Your goal: Copy every line of the listing exactly.

— START OF Record extracts —

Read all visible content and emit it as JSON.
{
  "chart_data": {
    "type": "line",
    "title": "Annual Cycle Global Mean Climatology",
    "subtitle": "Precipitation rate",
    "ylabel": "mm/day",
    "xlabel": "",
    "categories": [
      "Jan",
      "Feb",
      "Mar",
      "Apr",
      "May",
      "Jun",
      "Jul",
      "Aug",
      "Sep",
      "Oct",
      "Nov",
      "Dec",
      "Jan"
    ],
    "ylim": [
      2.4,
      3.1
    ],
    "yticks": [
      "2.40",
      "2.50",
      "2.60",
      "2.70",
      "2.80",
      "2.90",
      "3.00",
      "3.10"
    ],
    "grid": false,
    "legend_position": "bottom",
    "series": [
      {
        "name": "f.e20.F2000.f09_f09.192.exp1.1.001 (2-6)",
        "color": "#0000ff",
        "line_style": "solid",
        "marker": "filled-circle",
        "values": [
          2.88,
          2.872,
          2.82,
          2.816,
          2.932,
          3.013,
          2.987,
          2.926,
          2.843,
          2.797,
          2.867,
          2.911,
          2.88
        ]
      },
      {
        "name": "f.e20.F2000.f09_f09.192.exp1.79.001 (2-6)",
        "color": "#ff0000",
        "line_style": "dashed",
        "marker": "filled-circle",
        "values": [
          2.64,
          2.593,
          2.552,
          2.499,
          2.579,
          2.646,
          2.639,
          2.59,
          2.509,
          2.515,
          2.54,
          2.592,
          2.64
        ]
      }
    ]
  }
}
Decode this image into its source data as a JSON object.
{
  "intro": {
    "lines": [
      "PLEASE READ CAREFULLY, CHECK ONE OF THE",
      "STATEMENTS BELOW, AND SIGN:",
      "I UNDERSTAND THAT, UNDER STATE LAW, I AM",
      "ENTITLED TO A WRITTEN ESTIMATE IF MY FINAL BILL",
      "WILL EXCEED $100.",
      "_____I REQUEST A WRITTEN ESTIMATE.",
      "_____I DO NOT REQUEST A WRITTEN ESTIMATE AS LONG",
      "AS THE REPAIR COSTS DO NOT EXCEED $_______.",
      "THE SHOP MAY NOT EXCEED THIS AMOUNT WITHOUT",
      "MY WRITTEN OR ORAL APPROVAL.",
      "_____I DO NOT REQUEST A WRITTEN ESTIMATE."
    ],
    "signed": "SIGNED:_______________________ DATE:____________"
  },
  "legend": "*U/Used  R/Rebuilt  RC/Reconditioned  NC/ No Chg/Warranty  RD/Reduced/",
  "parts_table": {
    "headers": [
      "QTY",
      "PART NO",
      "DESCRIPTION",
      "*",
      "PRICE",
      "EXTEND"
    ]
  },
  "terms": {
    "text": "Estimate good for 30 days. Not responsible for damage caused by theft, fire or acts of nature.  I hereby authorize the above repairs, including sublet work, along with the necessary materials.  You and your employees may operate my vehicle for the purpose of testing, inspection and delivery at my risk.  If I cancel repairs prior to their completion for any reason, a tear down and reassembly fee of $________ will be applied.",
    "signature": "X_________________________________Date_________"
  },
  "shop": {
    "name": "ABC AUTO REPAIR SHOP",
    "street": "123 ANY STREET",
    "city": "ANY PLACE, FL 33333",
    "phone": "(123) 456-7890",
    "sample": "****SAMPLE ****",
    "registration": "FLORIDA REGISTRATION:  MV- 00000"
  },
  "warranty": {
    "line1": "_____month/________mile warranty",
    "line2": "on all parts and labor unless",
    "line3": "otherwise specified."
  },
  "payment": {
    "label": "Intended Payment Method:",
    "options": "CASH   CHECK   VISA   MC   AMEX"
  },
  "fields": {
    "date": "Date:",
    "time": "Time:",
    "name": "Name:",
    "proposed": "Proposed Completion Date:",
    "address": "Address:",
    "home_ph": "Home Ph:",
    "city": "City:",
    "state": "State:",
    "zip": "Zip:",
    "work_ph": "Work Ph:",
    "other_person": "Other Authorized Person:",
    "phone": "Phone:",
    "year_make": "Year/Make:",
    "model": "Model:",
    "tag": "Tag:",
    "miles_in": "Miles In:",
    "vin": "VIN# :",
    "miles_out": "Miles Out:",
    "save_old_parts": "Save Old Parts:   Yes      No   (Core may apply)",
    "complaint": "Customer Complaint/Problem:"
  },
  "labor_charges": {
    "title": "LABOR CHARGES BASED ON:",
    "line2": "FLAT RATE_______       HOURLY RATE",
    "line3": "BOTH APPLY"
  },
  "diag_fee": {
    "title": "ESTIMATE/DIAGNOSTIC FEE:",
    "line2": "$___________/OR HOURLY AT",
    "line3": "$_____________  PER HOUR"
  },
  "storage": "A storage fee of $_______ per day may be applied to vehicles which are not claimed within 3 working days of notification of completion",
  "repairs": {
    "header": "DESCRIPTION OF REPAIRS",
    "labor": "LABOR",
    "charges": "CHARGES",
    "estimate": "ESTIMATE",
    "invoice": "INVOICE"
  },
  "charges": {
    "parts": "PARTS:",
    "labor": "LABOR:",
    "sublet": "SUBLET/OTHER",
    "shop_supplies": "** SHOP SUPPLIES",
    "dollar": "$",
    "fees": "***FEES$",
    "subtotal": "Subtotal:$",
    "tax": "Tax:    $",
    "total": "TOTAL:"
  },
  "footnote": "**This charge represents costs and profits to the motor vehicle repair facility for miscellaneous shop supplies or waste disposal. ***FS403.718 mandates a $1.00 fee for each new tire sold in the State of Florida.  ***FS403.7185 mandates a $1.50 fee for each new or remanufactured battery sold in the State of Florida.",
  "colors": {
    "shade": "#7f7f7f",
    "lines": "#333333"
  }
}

— END OF Record extracts —

Written answer:
Read all visible content and emit it as JSON.
{
  "chart_data": {
    "type": "line",
    "title": "Annual Cycle Global Mean Climatology",
    "subtitle": "Precipitation rate",
    "ylabel": "mm/day",
    "xlabel": "",
    "categories": [
      "Jan",
      "Feb",
      "Mar",
      "Apr",
      "May",
      "Jun",
      "Jul",
      "Aug",
      "Sep",
      "Oct",
      "Nov",
      "Dec",
      "Jan"
    ],
    "ylim": [
      2.4,
      3.1
    ],
    "yticks": [
      "2.40",
      "2.50",
      "2.60",
      "2.70",
      "2.80",
      "2.90",
      "3.00",
      "3.10"
    ],
    "grid": false,
    "legend_position": "bottom",
    "series": [
      {
        "name": "f.e20.F2000.f09_f09.192.exp1.1.001 (2-6)",
        "color": "#0000ff",
        "line_style": "solid",
        "marker": "filled-circle",
        "values": [
          2.88,
          2.872,
          2.82,
          2.816,
          2.932,
          3.013,
          2.987,
          2.926,
          2.843,
          2.797,
          2.867,
          2.911,
          2.88
        ]
      },
      {
        "name": "f.e20.F2000.f09_f09.192.exp1.79.001 (2-6)",
        "color": "#ff0000",
        "line_style": "dashed",
        "marker": "filled-circle",
        "values": [
          2.64,
          2.593,
          2.552,
          2.499,
          2.579,
          2.646,
          2.639,
          2.59,
          2.509,
          2.515,
          2.54,
          2.592,
          2.64
        ]
      }
    ]
  }
}
Decode this image into its source data as a JSON object.
{
  "intro": {
    "lines": [
      "PLEASE READ CAREFULLY, CHECK ONE OF THE",
      "STATEMENTS BELOW, AND SIGN:",
      "I UNDERSTAND THAT, UNDER STATE LAW, I AM",
      "ENTITLED TO A WRITTEN ESTIMATE IF MY FINAL BILL",
      "WILL EXCEED $100.",
      "_____I REQUEST A WRITTEN ESTIMATE.",
      "_____I DO NOT REQUEST A WRITTEN ESTIMATE AS LONG",
      "AS THE REPAIR COSTS DO NOT EXCEED $_______.",
      "THE SHOP MAY NOT EXCEED THIS AMOUNT WITHOUT",
      "MY WRITTEN OR ORAL APPROVAL.",
      "_____I DO NOT REQUEST A WRITTEN ESTIMATE."
    ],
    "signed": "SIGNED:_______________________ DATE:____________"
  },
  "legend": "*U/Used  R/Rebuilt  RC/Reconditioned  NC/ No Chg/Warranty  RD/Reduced/",
  "parts_table": {
    "headers": [
      "QTY",
      "PART NO",
      "DESCRIPTION",
      "*",
      "PRICE",
      "EXTEND"
    ]
  },
  "terms": {
    "text": "Estimate good for 30 days. Not responsible for damage caused by theft, fire or acts of nature.  I hereby authorize the above repairs, including sublet work, along with the necessary materials.  You and your employees may operate my vehicle for the purpose of testing, inspection and delivery at my risk.  If I cancel repairs prior to their completion for any reason, a tear down and reassembly fee of $________ will be applied.",
    "signature": "X_________________________________Date_________"
  },
  "shop": {
    "name": "ABC AUTO REPAIR SHOP",
    "street": "123 ANY STREET",
    "city": "ANY PLACE, FL 33333",
    "phone": "(123) 456-7890",
    "sample": "****SAMPLE ****",
    "registration": "FLORIDA REGISTRATION:  MV- 00000"
  },
  "warranty": {
    "line1": "_____month/________mile warranty",
    "line2": "on all parts and labor unless",
    "line3": "otherwise specified."
  },
  "payment": {
    "label": "Intended Payment Method:",
    "options": "CASH   CHECK   VISA   MC   AMEX"
  },
  "fields": {
    "date": "Date:",
    "time": "Time:",
    "name": "Name:",
    "proposed": "Proposed Completion Date:",
    "address": "Address:",
    "home_ph": "Home Ph:",
    "city": "City:",
    "state": "State:",
    "zip": "Zip:",
    "work_ph": "Work Ph:",
    "other_person": "Other Authorized Person:",
    "phone": "Phone:",
    "year_make": "Year/Make:",
    "model": "Model:",
    "tag": "Tag:",
    "miles_in": "Miles In:",
    "vin": "VIN# :",
    "miles_out": "Miles Out:",
    "save_old_parts": "Save Old Parts:   Yes      No   (Core may apply)",
    "complaint": "Customer Complaint/Problem:"
  },
  "labor_charges": {
    "title": "LABOR CHARGES BASED ON:",
    "line2": "FLAT RATE_______       HOURLY RATE",
    "line3": "BOTH APPLY"
  },
  "diag_fee": {
    "title": "ESTIMATE/DIAGNOSTIC FEE:",
    "line2": "$___________/OR HOURLY AT",
    "line3": "$_____________  PER HOUR"
  },
  "storage": "A storage fee of $_______ per day may be applied to vehicles which are not claimed within 3 working days of notification of completion",
  "repairs": {
    "header": "DESCRIPTION OF REPAIRS",
    "labor": "LABOR",
    "charges": "CHARGES",
    "estimate": "ESTIMATE",
    "invoice": "INVOICE"
  },
  "charges": {
    "parts": "PARTS:",
    "labor": "LABOR:",
    "sublet": "SUBLET/OTHER",
    "shop_supplies": "** SHOP SUPPLIES",
    "dollar": "$",
    "fees": "***FEES$",
    "subtotal": "Subtotal:$",
    "tax": "Tax:    $",
    "total": "TOTAL:"
  },
  "footnote": "**This charge represents costs and profits to the motor vehicle repair facility for miscellaneous shop supplies or waste disposal. ***FS403.718 mandates a $1.00 fee for each new tire sold in the State of Florida.  ***FS403.7185 mandates a $1.50 fee for each new or remanufactured battery sold in the State of Florida.",
  "colors": {
    "shade": "#7f7f7f",
    "lines": "#333333"
  }
}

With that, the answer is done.